• _REQUIREMENT_: For the data below, report only the number of lines containing the string "Circle".

• _INFORMATION GIVEN_:
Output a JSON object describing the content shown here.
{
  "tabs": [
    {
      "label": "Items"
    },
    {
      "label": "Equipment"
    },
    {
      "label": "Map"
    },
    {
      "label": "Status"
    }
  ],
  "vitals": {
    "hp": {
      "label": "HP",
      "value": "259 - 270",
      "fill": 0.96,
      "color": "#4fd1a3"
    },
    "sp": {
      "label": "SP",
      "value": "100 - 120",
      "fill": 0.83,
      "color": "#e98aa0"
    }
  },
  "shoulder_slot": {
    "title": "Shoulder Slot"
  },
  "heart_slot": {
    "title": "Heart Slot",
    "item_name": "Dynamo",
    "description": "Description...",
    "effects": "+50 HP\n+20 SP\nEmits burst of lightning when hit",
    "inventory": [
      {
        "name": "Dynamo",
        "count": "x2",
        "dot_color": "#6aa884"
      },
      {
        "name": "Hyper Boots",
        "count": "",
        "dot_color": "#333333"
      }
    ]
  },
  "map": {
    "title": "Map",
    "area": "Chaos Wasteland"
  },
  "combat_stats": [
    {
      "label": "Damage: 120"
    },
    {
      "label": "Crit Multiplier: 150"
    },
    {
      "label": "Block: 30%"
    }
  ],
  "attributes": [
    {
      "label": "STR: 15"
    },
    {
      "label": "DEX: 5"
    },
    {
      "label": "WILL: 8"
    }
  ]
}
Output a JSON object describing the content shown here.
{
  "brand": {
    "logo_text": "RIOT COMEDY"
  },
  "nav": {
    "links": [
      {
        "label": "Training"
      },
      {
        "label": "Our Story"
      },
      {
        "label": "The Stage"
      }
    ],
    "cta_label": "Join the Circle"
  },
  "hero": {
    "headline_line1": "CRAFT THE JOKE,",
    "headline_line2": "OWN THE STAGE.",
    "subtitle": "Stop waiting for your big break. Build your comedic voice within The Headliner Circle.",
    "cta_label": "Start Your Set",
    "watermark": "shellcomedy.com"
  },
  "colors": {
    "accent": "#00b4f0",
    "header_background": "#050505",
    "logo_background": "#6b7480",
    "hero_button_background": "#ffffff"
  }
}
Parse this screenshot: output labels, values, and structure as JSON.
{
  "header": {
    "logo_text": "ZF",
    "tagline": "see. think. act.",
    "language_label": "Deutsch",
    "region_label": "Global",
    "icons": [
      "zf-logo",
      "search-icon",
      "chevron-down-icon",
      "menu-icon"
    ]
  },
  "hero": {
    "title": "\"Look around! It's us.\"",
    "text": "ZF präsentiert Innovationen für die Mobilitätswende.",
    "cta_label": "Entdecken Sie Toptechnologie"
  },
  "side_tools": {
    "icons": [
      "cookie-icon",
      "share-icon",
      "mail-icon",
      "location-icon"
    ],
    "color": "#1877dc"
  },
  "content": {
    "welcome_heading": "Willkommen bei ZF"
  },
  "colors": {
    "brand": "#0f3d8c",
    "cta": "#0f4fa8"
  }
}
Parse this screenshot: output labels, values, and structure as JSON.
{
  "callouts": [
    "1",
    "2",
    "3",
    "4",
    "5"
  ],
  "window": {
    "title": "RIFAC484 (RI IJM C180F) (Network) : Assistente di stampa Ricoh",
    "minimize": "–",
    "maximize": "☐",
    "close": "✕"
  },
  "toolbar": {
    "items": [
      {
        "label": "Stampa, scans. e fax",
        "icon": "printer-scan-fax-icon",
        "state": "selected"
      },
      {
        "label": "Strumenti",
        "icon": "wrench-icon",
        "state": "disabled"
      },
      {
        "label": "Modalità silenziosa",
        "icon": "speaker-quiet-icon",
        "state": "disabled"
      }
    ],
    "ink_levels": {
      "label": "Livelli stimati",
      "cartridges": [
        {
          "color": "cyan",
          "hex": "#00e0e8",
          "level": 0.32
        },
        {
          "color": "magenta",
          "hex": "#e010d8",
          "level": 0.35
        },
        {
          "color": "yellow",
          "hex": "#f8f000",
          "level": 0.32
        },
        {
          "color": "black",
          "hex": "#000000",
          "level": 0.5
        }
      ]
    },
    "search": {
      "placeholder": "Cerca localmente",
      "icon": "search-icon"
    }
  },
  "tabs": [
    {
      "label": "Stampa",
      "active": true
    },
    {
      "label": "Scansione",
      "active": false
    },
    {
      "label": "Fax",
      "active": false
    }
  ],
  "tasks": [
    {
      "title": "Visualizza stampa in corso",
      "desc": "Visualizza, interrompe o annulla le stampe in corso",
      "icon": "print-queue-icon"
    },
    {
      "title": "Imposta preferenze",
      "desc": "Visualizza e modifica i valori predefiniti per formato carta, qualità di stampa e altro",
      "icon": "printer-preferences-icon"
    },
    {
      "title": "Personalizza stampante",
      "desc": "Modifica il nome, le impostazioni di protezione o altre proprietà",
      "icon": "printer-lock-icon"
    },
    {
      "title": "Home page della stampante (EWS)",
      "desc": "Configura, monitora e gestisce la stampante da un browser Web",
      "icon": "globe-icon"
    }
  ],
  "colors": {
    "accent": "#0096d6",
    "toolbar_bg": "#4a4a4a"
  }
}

• _TASK OUTPUT_: 2